## start Task inputs
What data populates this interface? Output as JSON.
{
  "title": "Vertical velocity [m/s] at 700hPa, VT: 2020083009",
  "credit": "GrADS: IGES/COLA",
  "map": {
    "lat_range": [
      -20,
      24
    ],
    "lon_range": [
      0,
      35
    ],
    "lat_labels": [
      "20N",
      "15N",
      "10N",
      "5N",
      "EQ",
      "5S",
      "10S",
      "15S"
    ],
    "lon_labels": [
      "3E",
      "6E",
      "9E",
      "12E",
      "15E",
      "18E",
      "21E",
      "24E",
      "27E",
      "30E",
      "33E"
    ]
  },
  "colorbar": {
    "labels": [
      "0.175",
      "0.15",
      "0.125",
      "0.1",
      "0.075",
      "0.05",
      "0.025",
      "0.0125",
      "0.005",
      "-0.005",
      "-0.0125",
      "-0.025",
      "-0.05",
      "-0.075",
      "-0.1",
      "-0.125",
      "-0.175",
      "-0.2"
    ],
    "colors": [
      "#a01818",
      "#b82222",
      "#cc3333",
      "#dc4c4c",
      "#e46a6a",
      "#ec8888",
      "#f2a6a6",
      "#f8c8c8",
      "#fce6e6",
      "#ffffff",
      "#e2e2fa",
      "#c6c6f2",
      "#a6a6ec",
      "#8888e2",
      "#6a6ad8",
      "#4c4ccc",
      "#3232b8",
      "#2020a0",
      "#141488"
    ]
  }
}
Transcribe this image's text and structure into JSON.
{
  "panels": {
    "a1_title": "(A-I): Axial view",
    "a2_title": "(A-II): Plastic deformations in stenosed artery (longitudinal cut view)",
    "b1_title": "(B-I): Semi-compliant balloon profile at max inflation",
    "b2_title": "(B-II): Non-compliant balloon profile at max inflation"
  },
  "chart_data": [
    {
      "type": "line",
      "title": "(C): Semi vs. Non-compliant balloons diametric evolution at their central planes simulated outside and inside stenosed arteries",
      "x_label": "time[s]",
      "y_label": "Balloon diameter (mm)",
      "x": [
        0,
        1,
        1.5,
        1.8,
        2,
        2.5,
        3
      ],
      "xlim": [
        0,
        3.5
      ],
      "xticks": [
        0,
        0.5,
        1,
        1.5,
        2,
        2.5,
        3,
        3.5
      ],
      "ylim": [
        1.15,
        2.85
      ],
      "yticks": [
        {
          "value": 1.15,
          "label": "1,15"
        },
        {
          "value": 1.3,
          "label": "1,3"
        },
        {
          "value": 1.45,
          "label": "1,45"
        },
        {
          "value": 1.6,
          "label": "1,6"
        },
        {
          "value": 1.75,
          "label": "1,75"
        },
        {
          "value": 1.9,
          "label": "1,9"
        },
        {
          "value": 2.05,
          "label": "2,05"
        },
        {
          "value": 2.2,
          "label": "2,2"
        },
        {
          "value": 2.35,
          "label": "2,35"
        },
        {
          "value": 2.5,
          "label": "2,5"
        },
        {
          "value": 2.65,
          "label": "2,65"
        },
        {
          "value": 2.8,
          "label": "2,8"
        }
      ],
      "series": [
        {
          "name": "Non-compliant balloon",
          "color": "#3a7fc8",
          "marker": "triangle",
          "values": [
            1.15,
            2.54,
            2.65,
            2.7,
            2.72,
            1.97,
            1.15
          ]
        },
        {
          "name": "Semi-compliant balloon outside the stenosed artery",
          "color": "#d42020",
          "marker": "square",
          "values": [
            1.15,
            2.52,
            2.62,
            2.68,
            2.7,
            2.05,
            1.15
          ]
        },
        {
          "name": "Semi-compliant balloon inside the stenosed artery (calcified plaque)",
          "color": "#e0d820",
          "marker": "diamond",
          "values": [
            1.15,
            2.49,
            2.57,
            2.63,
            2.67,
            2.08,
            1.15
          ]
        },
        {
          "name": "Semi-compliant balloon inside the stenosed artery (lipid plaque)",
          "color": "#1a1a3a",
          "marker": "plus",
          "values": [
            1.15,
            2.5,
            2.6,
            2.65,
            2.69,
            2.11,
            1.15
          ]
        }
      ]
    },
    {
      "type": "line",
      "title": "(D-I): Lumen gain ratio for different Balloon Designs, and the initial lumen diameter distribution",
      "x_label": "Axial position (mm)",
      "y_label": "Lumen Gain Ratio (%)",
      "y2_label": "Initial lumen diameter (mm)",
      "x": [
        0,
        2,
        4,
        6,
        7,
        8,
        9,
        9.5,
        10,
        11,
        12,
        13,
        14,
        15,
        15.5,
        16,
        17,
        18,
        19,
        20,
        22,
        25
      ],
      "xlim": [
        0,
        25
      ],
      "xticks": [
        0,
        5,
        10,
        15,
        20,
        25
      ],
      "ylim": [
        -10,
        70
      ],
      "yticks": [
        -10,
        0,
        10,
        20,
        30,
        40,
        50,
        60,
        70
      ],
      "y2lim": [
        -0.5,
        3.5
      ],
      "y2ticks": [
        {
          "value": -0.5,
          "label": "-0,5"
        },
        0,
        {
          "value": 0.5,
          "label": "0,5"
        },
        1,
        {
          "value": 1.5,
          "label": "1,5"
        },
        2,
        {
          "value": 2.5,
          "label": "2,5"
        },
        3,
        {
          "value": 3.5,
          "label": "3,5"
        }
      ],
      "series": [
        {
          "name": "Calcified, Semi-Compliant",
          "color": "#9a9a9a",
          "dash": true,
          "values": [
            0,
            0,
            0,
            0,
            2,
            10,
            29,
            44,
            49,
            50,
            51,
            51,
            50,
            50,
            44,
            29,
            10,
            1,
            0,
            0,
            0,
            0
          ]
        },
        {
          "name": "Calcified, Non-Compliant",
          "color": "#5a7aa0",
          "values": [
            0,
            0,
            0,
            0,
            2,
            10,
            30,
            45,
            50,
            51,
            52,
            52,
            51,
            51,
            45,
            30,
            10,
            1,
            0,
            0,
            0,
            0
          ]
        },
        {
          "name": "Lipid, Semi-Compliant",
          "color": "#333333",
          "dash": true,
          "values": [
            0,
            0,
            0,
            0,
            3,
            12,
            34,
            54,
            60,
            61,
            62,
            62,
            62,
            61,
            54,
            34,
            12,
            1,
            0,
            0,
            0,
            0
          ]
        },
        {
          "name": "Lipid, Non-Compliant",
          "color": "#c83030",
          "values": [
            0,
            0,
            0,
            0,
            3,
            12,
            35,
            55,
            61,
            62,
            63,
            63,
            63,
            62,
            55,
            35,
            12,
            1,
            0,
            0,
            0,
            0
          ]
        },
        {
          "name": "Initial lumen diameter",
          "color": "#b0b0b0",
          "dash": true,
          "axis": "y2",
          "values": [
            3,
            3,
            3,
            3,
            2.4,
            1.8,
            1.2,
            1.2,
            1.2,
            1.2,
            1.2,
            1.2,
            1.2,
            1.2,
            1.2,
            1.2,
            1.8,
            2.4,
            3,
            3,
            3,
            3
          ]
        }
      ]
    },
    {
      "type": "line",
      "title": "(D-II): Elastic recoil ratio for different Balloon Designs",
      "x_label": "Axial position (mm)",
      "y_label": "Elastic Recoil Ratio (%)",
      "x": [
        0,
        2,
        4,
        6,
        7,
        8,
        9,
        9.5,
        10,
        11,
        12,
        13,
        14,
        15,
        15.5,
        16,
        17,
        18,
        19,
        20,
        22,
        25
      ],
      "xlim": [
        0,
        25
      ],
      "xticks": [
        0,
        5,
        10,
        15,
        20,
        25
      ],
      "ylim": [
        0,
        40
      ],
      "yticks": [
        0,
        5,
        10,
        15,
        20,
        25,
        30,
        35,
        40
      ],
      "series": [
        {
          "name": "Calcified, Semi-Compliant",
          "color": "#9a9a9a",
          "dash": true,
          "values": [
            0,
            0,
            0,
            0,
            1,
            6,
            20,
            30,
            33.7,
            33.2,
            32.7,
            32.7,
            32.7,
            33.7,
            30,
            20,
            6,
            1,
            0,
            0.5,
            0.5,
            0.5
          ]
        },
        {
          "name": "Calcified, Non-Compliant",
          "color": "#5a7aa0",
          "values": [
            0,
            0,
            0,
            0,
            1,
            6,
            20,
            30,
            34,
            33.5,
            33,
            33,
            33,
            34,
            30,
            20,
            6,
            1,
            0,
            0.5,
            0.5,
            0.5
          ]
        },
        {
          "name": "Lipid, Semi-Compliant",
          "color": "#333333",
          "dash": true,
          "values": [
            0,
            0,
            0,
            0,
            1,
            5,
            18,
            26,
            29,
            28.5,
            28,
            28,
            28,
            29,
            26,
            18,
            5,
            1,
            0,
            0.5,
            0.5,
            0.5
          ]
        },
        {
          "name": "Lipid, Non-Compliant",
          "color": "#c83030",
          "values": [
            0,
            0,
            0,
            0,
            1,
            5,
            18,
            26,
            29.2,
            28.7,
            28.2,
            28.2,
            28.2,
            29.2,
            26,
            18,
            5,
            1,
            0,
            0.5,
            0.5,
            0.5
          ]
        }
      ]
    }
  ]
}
## end Task inputs
▶ Written problem
Look through the entries above; copy every line holding the string "diameter".

▶ Answer to the task
      "y_label": "Balloon diameter (mm)",
      "title": "(D-I): Lumen gain ratio for different Balloon Designs, and the initial lumen diameter distribution",
      "y2_label": "Initial lumen diameter (mm)",
          "name": "Initial lumen diameter",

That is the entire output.